((
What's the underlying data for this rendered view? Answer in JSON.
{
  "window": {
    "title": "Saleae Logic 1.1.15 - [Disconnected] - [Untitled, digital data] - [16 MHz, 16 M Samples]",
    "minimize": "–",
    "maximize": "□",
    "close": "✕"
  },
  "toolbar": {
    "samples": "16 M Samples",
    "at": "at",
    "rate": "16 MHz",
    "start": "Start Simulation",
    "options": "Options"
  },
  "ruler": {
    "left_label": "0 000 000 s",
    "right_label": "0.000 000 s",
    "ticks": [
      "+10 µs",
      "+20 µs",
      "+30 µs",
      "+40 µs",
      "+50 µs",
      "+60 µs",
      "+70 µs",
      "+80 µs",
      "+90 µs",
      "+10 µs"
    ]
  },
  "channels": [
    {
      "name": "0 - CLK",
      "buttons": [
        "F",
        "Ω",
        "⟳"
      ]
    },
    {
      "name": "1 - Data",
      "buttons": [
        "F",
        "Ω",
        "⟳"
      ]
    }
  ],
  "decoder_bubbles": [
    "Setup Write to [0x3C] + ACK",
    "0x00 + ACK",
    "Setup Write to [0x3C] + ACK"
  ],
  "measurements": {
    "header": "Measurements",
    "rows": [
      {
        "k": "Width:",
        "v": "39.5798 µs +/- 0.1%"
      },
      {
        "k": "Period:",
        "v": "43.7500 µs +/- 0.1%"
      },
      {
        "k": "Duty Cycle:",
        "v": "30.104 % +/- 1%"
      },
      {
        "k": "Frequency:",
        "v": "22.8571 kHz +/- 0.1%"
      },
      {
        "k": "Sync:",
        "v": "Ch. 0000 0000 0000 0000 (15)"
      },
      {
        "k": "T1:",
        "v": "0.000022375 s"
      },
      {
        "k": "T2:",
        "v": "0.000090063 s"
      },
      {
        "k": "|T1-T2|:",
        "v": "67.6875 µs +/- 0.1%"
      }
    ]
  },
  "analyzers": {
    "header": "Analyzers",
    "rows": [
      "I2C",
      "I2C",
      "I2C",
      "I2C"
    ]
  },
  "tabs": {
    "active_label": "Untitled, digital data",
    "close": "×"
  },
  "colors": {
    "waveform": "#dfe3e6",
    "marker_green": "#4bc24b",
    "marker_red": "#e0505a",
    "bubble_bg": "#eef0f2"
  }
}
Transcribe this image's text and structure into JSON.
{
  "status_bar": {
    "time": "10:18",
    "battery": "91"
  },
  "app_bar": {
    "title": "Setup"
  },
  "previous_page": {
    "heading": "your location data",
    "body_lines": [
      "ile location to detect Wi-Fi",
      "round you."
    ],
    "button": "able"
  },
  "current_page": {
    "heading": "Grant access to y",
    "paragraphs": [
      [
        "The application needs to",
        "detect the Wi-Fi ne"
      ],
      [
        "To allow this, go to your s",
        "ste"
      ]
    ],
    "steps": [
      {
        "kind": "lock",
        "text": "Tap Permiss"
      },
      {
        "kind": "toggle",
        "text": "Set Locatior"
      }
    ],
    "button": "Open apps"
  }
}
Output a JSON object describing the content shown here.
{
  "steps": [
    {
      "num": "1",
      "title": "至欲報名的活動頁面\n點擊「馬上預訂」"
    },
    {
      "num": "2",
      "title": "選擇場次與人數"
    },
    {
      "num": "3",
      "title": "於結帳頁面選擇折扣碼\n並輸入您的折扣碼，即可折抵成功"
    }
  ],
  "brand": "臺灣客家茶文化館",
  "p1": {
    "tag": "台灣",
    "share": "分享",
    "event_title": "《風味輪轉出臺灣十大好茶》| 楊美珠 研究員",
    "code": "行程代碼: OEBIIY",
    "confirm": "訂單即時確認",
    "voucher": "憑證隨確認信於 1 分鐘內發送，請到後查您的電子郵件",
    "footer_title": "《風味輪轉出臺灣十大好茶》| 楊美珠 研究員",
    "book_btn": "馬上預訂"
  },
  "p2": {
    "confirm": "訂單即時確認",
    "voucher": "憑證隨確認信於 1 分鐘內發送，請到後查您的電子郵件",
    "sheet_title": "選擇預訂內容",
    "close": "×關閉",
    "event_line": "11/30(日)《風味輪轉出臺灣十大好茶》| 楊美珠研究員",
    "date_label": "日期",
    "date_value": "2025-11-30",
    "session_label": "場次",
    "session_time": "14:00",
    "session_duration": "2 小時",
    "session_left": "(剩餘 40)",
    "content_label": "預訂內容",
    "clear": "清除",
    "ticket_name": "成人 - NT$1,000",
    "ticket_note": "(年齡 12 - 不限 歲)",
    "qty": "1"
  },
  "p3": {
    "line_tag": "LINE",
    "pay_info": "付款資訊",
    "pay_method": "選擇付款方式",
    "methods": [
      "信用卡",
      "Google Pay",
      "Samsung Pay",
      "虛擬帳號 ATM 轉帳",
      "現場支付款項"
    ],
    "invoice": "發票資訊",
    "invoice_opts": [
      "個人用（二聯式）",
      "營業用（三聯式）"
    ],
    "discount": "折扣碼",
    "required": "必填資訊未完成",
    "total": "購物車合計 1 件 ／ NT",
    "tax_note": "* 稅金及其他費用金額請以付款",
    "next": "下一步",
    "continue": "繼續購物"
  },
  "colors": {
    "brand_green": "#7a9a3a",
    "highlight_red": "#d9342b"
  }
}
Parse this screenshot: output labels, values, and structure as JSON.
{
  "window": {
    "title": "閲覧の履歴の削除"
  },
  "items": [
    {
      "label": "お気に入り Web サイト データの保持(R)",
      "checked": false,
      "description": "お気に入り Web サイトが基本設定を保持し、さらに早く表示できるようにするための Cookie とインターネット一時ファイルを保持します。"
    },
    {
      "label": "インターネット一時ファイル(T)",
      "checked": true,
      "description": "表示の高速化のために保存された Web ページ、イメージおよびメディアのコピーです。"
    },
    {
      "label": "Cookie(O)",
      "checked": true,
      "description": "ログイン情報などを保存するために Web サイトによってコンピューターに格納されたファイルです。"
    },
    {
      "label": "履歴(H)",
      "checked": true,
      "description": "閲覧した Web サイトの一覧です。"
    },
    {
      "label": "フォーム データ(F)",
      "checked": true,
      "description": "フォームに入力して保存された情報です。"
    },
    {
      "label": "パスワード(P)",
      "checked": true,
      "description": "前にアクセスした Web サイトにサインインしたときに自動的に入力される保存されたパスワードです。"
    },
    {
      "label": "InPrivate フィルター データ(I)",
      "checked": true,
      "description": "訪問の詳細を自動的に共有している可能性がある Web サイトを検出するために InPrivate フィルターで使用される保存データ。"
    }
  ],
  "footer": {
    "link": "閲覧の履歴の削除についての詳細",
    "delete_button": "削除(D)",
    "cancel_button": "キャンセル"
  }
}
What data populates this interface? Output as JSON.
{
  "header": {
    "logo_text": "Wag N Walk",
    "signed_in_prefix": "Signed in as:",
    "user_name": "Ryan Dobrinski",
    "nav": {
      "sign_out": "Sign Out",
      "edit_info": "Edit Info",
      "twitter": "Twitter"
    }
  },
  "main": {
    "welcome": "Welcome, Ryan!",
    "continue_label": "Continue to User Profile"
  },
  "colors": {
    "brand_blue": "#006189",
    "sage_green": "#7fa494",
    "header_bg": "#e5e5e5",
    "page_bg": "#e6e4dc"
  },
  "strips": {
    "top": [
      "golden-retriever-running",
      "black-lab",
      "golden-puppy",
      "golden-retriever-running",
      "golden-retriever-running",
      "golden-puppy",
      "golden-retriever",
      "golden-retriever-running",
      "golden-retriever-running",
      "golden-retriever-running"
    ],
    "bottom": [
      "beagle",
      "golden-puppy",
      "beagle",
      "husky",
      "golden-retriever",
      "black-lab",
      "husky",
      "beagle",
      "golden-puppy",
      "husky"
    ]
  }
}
))
● **TASK TO CARRY OUT**: Set down the listing in full, keeping every word exactly as it is.

● **FULL OUTPUT**:
What's the underlying data for this rendered view? Answer in JSON.
{
  "window": {
    "title": "Saleae Logic 1.1.15 - [Disconnected] - [Untitled, digital data] - [16 MHz, 16 M Samples]",
    "minimize": "–",
    "maximize": "□",
    "close": "✕"
  },
  "toolbar": {
    "samples": "16 M Samples",
    "at": "at",
    "rate": "16 MHz",
    "start": "Start Simulation",
    "options": "Options"
  },
  "ruler": {
    "left_label": "0 000 000 s",
    "right_label": "0.000 000 s",
    "ticks": [
      "+10 µs",
      "+20 µs",
      "+30 µs",
      "+40 µs",
      "+50 µs",
      "+60 µs",
      "+70 µs",
      "+80 µs",
      "+90 µs",
      "+10 µs"
    ]
  },
  "channels": [
    {
      "name": "0 - CLK",
      "buttons": [
        "F",
        "Ω",
        "⟳"
      ]
    },
    {
      "name": "1 - Data",
      "buttons": [
        "F",
        "Ω",
        "⟳"
      ]
    }
  ],
  "decoder_bubbles": [
    "Setup Write to [0x3C] + ACK",
    "0x00 + ACK",
    "Setup Write to [0x3C] + ACK"
  ],
  "measurements": {
    "header": "Measurements",
    "rows": [
      {
        "k": "Width:",
        "v": "39.5798 µs +/- 0.1%"
      },
      {
        "k": "Period:",
        "v": "43.7500 µs +/- 0.1%"
      },
      {
        "k": "Duty Cycle:",
        "v": "30.104 % +/- 1%"
      },
      {
        "k": "Frequency:",
        "v": "22.8571 kHz +/- 0.1%"
      },
      {
        "k": "Sync:",
        "v": "Ch. 0000 0000 0000 0000 (15)"
      },
      {
        "k": "T1:",
        "v": "0.000022375 s"
      },
      {
        "k": "T2:",
        "v": "0.000090063 s"
      },
      {
        "k": "|T1-T2|:",
        "v": "67.6875 µs +/- 0.1%"
      }
    ]
  },
  "analyzers": {
    "header": "Analyzers",
    "rows": [
      "I2C",
      "I2C",
      "I2C",
      "I2C"
    ]
  },
  "tabs": {
    "active_label": "Untitled, digital data",
    "close": "×"
  },
  "colors": {
    "waveform": "#dfe3e6",
    "marker_green": "#4bc24b",
    "marker_red": "#e0505a",
    "bubble_bg": "#eef0f2"
  }
}
Transcribe this image's text and structure into JSON.
{
  "status_bar": {
    "time": "10:18",
    "battery": "91"
  },
  "app_bar": {
    "title": "Setup"
  },
  "previous_page": {
    "heading": "your location data",
    "body_lines": [
      "ile location to detect Wi-Fi",
      "round you."
    ],
    "button": "able"
  },
  "current_page": {
    "heading": "Grant access to y",
    "paragraphs": [
      [
        "The application needs to",
        "detect the Wi-Fi ne"
      ],
      [
        "To allow this, go to your s",
        "ste"
      ]
    ],
    "steps": [
      {
        "kind": "lock",
        "text": "Tap Permiss"
      },
      {
        "kind": "toggle",
        "text": "Set Locatior"
      }
    ],
    "button": "Open apps"
  }
}
Output a JSON object describing the content shown here.
{
  "steps": [
    {
      "num": "1",
      "title": "至欲報名的活動頁面\n點擊「馬上預訂」"
    },
    {
      "num": "2",
      "title": "選擇場次與人數"
    },
    {
      "num": "3",
      "title": "於結帳頁面選擇折扣碼\n並輸入您的折扣碼，即可折抵成功"
    }
  ],
  "brand": "臺灣客家茶文化館",
  "p1": {
    "tag": "台灣",
    "share": "分享",
    "event_title": "《風味輪轉出臺灣十大好茶》| 楊美珠 研究員",
    "code": "行程代碼: OEBIIY",
    "confirm": "訂單即時確認",
    "voucher": "憑證隨確認信於 1 分鐘內發送，請到後查您的電子郵件",
    "footer_title": "《風味輪轉出臺灣十大好茶》| 楊美珠 研究員",
    "book_btn": "馬上預訂"
  },
  "p2": {
    "confirm": "訂單即時確認",
    "voucher": "憑證隨確認信於 1 分鐘內發送，請到後查您的電子郵件",
    "sheet_title": "選擇預訂內容",
    "close": "×關閉",
    "event_line": "11/30(日)《風味輪轉出臺灣十大好茶》| 楊美珠研究員",
    "date_label": "日期",
    "date_value": "2025-11-30",
    "session_label": "場次",
    "session_time": "14:00",
    "session_duration": "2 小時",
    "session_left": "(剩餘 40)",
    "content_label": "預訂內容",
    "clear": "清除",
    "ticket_name": "成人 - NT$1,000",
    "ticket_note": "(年齡 12 - 不限 歲)",
    "qty": "1"
  },
  "p3": {
    "line_tag": "LINE",
    "pay_info": "付款資訊",
    "pay_method": "選擇付款方式",
    "methods": [
      "信用卡",
      "Google Pay",
      "Samsung Pay",
      "虛擬帳號 ATM 轉帳",
      "現場支付款項"
    ],
    "invoice": "發票資訊",
    "invoice_opts": [
      "個人用（二聯式）",
      "營業用（三聯式）"
    ],
    "discount": "折扣碼",
    "required": "必填資訊未完成",
    "total": "購物車合計 1 件 ／ NT",
    "tax_note": "* 稅金及其他費用金額請以付款",
    "next": "下一步",
    "continue": "繼續購物"
  },
  "colors": {
    "brand_green": "#7a9a3a",
    "highlight_red": "#d9342b"
  }
}
Parse this screenshot: output labels, values, and structure as JSON.
{
  "window": {
    "title": "閲覧の履歴の削除"
  },
  "items": [
    {
      "label": "お気に入り Web サイト データの保持(R)",
      "checked": false,
      "description": "お気に入り Web サイトが基本設定を保持し、さらに早く表示できるようにするための Cookie とインターネット一時ファイルを保持します。"
    },
    {
      "label": "インターネット一時ファイル(T)",
      "checked": true,
      "description": "表示の高速化のために保存された Web ページ、イメージおよびメディアのコピーです。"
    },
    {
      "label": "Cookie(O)",
      "checked": true,
      "description": "ログイン情報などを保存するために Web サイトによってコンピューターに格納されたファイルです。"
    },
    {
      "label": "履歴(H)",
      "checked": true,
      "description": "閲覧した Web サイトの一覧です。"
    },
    {
      "label": "フォーム データ(F)",
      "checked": true,
      "description": "フォームに入力して保存された情報です。"
    },
    {
      "label": "パスワード(P)",
      "checked": true,
      "description": "前にアクセスした Web サイトにサインインしたときに自動的に入力される保存されたパスワードです。"
    },
    {
      "label": "InPrivate フィルター データ(I)",
      "checked": true,
      "description": "訪問の詳細を自動的に共有している可能性がある Web サイトを検出するために InPrivate フィルターで使用される保存データ。"
    }
  ],
  "footer": {
    "link": "閲覧の履歴の削除についての詳細",
    "delete_button": "削除(D)",
    "cancel_button": "キャンセル"
  }
}
What data populates this interface? Output as JSON.
{
  "header": {
    "logo_text": "Wag N Walk",
    "signed_in_prefix": "Signed in as:",
    "user_name": "Ryan Dobrinski",
    "nav": {
      "sign_out": "Sign Out",
      "edit_info": "Edit Info",
      "twitter": "Twitter"
    }
  },
  "main": {
    "welcome": "Welcome, Ryan!",
    "continue_label": "Continue to User Profile"
  },
  "colors": {
    "brand_blue": "#006189",
    "sage_green": "#7fa494",
    "header_bg": "#e5e5e5",
    "page_bg": "#e6e4dc"
  },
  "strips": {
    "top": [
      "golden-retriever-running",
      "black-lab",
      "golden-puppy",
      "golden-retriever-running",
      "golden-retriever-running",
      "golden-puppy",
      "golden-retriever",
      "golden-retriever-running",
      "golden-retriever-running",
      "golden-retriever-running"
    ],
    "bottom": [
      "beagle",
      "golden-puppy",
      "beagle",
      "husky",
      "golden-retriever",
      "black-lab",
      "husky",
      "beagle",
      "golden-puppy",
      "husky"
    ]
  }
}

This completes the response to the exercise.